━━━ Dataset extract

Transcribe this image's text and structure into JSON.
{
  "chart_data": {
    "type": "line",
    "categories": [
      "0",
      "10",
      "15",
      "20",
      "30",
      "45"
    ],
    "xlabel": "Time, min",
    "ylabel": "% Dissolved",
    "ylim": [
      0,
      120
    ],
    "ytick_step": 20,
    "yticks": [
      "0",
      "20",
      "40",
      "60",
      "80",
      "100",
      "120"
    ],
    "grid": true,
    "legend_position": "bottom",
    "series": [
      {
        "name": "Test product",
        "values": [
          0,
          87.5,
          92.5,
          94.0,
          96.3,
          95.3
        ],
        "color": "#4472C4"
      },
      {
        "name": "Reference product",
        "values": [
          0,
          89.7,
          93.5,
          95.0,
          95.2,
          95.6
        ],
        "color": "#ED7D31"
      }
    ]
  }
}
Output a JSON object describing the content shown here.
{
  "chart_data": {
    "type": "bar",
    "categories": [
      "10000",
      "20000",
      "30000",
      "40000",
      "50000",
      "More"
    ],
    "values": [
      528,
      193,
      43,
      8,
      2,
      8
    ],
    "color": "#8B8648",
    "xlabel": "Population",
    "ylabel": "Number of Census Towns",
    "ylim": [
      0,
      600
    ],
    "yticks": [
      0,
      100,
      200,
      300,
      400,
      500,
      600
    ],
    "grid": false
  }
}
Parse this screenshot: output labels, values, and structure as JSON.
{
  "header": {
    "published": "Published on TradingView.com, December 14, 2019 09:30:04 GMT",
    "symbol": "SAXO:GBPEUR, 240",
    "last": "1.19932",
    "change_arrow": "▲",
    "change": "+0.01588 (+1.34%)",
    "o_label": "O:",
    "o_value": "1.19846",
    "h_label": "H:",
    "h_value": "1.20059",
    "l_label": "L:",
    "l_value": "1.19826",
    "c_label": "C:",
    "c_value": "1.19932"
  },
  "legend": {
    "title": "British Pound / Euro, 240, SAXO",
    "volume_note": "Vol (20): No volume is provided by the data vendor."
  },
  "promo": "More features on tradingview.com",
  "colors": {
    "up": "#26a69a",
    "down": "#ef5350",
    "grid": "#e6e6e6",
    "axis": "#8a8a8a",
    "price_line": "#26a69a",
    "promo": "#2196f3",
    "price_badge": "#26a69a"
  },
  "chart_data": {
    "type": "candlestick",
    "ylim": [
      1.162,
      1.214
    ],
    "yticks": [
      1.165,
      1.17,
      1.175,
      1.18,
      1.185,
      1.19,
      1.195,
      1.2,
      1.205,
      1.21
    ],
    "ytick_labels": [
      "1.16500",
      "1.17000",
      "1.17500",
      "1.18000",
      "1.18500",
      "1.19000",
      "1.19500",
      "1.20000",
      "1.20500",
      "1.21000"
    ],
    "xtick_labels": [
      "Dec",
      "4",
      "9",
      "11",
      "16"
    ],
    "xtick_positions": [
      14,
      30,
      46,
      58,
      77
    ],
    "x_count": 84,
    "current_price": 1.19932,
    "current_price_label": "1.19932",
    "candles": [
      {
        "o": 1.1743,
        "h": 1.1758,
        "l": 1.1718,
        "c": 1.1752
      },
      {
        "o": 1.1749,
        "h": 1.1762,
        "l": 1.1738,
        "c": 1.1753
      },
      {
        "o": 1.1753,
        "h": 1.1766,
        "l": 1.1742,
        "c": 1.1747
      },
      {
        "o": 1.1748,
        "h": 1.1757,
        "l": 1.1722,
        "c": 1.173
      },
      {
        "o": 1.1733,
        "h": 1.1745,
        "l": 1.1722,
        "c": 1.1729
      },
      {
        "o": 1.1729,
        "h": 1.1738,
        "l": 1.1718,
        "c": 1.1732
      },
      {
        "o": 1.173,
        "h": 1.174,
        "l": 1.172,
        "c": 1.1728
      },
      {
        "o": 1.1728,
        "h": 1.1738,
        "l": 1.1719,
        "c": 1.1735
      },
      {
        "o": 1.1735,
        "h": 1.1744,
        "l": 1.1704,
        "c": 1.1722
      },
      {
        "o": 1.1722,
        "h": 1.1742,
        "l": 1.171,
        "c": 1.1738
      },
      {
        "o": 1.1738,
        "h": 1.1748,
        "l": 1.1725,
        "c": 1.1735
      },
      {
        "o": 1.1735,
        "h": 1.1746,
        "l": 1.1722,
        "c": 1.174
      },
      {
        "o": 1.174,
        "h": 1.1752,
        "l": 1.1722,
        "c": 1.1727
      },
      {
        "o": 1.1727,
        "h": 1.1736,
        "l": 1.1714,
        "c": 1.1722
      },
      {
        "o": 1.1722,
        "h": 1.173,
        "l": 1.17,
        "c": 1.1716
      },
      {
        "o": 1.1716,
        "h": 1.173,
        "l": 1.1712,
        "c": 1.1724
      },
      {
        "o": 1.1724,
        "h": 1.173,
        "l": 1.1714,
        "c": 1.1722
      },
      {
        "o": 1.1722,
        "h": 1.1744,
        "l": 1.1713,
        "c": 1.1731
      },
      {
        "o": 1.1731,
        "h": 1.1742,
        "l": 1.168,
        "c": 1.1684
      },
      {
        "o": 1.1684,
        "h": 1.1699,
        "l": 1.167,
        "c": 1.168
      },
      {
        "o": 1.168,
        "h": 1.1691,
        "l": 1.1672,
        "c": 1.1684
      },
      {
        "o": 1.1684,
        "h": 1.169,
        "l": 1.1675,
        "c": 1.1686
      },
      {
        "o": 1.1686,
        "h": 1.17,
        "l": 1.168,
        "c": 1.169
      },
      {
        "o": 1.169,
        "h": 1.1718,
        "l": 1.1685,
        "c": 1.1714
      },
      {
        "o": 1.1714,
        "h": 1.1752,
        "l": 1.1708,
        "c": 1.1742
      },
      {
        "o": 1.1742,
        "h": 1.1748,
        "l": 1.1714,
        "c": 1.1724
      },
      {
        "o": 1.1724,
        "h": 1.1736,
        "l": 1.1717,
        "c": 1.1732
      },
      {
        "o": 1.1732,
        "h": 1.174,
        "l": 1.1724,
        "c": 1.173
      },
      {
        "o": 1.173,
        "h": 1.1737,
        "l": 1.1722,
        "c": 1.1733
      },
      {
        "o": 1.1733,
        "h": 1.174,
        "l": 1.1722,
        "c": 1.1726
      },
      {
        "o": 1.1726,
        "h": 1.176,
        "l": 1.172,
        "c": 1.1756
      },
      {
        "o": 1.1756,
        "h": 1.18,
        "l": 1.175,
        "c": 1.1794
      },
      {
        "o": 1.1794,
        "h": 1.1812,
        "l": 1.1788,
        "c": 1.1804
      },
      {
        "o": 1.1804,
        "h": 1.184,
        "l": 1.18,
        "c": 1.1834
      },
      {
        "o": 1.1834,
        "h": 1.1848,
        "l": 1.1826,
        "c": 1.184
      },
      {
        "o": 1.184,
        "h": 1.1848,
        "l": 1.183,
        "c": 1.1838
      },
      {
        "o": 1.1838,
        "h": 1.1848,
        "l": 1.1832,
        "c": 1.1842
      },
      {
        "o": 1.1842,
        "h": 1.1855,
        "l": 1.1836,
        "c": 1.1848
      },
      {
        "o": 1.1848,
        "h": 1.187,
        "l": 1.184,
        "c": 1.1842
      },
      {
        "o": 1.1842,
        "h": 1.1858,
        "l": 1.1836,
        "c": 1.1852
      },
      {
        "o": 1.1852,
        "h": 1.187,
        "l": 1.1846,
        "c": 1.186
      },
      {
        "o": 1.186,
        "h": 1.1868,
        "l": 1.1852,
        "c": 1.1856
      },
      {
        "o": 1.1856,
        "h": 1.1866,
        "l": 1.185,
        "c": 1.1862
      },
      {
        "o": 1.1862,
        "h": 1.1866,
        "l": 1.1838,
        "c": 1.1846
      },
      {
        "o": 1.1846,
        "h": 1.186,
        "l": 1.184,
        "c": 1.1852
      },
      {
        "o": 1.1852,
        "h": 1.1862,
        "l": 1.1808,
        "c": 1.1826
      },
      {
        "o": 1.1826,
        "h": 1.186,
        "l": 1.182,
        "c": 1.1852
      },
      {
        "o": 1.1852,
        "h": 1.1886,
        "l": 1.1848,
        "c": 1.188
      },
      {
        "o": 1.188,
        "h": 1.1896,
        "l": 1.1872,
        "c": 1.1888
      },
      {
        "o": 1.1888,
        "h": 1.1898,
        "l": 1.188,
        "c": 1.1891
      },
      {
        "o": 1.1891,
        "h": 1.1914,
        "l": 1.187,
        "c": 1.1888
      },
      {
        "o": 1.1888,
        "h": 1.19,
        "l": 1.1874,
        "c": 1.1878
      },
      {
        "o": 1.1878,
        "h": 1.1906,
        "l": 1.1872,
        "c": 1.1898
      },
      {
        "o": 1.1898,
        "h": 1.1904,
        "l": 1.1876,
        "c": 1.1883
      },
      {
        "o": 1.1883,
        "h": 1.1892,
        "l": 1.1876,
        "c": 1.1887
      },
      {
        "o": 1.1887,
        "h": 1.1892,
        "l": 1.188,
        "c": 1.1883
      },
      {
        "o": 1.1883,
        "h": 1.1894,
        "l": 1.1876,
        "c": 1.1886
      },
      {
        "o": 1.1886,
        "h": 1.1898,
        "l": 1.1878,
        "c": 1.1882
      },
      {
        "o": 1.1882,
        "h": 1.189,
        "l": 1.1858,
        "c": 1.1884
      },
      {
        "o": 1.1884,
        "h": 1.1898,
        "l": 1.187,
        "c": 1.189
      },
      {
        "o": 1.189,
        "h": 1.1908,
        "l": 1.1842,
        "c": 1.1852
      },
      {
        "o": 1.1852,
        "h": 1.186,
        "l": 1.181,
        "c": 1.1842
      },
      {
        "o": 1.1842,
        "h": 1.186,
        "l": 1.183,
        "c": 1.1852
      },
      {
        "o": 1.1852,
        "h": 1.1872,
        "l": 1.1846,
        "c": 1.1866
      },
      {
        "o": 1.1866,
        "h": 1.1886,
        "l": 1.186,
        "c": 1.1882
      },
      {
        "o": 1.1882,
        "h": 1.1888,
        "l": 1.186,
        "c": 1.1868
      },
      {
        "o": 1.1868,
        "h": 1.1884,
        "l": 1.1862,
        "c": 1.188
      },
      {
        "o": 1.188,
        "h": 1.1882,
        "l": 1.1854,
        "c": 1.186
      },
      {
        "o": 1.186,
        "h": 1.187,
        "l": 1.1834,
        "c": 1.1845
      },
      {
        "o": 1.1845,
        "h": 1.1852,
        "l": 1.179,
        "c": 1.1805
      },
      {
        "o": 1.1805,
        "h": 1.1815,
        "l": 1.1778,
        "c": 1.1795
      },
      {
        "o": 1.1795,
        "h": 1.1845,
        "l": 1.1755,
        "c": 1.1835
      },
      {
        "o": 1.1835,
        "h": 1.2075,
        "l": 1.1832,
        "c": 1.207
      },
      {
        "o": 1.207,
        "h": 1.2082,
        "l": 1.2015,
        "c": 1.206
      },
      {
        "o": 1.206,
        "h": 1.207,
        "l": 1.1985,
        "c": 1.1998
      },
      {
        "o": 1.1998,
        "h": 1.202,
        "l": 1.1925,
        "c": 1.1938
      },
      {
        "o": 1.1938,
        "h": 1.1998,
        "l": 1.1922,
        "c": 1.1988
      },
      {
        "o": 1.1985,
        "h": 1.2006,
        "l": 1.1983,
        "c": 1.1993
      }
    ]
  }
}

━━━━━━

**Your task**:
Scan the listing above. Gather each line that contains the word "product".

**The result**:
        "name": "Test product",
        "name": "Reference product",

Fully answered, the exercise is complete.